Supplied data:
# # # #

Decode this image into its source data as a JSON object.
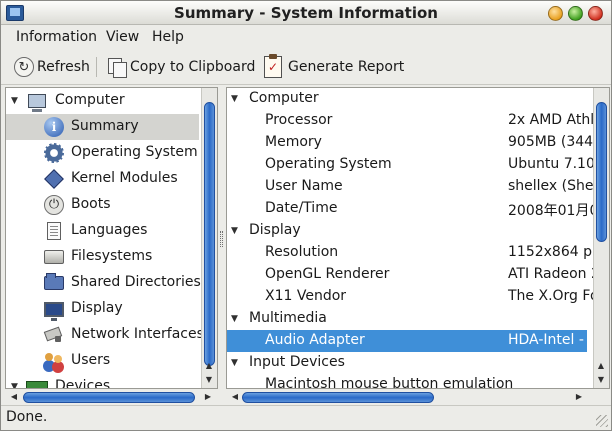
{
  "window": {
    "title": "Summary - System Information"
  },
  "menu": {
    "items": [
      "Information",
      "View",
      "Help"
    ]
  },
  "toolbar": {
    "refresh_label": "Refresh",
    "copy_label": "Copy to Clipboard",
    "report_label": "Generate Report"
  },
  "sidebar": {
    "root_label": "Computer",
    "items": [
      {
        "label": "Summary",
        "icon": "info-icon",
        "selected": true
      },
      {
        "label": "Operating System",
        "icon": "gear-icon"
      },
      {
        "label": "Kernel Modules",
        "icon": "kernel-icon"
      },
      {
        "label": "Boots",
        "icon": "power-icon"
      },
      {
        "label": "Languages",
        "icon": "document-icon"
      },
      {
        "label": "Filesystems",
        "icon": "drive-icon"
      },
      {
        "label": "Shared Directories",
        "icon": "folder-icon"
      },
      {
        "label": "Display",
        "icon": "monitor-icon"
      },
      {
        "label": "Network Interfaces",
        "icon": "network-icon"
      },
      {
        "label": "Users",
        "icon": "users-icon"
      }
    ],
    "devices_label": "Devices"
  },
  "details": {
    "sections": [
      {
        "title": "Computer",
        "rows": [
          {
            "key": "Processor",
            "value": "2x AMD Athl"
          },
          {
            "key": "Memory",
            "value": "905MB (344M"
          },
          {
            "key": "Operating System",
            "value": "Ubuntu 7.10"
          },
          {
            "key": "User Name",
            "value": "shellex (Shel"
          },
          {
            "key": "Date/Time",
            "value": "2008年01月06"
          }
        ]
      },
      {
        "title": "Display",
        "rows": [
          {
            "key": "Resolution",
            "value": "1152x864 pixe"
          },
          {
            "key": "OpenGL Renderer",
            "value": "ATI Radeon 2"
          },
          {
            "key": "X11 Vendor",
            "value": "The X.Org Fo"
          }
        ]
      },
      {
        "title": "Multimedia",
        "rows": [
          {
            "key": "Audio Adapter",
            "value": "HDA-Intel - H",
            "selected": true
          }
        ]
      },
      {
        "title": "Input Devices",
        "rows": [
          {
            "key": "Macintosh mouse button emulation",
            "value": ""
          }
        ]
      }
    ]
  },
  "status": {
    "text": "Done."
  },
  "colors": {
    "selection": "#3f8fd8",
    "scroll_thumb": "#2a6ac8"
  }
}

# # # #

Task brief:
Repeat the material above word for word, please, apart from its images.

Answer in full:
Decode this image into its source data as a JSON object.
{
  "window": {
    "title": "Summary - System Information"
  },
  "menu": {
    "items": [
      "Information",
      "View",
      "Help"
    ]
  },
  "toolbar": {
    "refresh_label": "Refresh",
    "copy_label": "Copy to Clipboard",
    "report_label": "Generate Report"
  },
  "sidebar": {
    "root_label": "Computer",
    "items": [
      {
        "label": "Summary",
        "icon": "info-icon",
        "selected": true
      },
      {
        "label": "Operating System",
        "icon": "gear-icon"
      },
      {
        "label": "Kernel Modules",
        "icon": "kernel-icon"
      },
      {
        "label": "Boots",
        "icon": "power-icon"
      },
      {
        "label": "Languages",
        "icon": "document-icon"
      },
      {
        "label": "Filesystems",
        "icon": "drive-icon"
      },
      {
        "label": "Shared Directories",
        "icon": "folder-icon"
      },
      {
        "label": "Display",
        "icon": "monitor-icon"
      },
      {
        "label": "Network Interfaces",
        "icon": "network-icon"
      },
      {
        "label": "Users",
        "icon": "users-icon"
      }
    ],
    "devices_label": "Devices"
  },
  "details": {
    "sections": [
      {
        "title": "Computer",
        "rows": [
          {
            "key": "Processor",
            "value": "2x AMD Athl"
          },
          {
            "key": "Memory",
            "value": "905MB (344M"
          },
          {
            "key": "Operating System",
            "value": "Ubuntu 7.10"
          },
          {
            "key": "User Name",
            "value": "shellex (Shel"
          },
          {
            "key": "Date/Time",
            "value": "2008年01月06"
          }
        ]
      },
      {
        "title": "Display",
        "rows": [
          {
            "key": "Resolution",
            "value": "1152x864 pixe"
          },
          {
            "key": "OpenGL Renderer",
            "value": "ATI Radeon 2"
          },
          {
            "key": "X11 Vendor",
            "value": "The X.Org Fo"
          }
        ]
      },
      {
        "title": "Multimedia",
        "rows": [
          {
            "key": "Audio Adapter",
            "value": "HDA-Intel - H",
            "selected": true
          }
        ]
      },
      {
        "title": "Input Devices",
        "rows": [
          {
            "key": "Macintosh mouse button emulation",
            "value": ""
          }
        ]
      }
    ]
  },
  "status": {
    "text": "Done."
  },
  "colors": {
    "selection": "#3f8fd8",
    "scroll_thumb": "#2a6ac8"
  }
}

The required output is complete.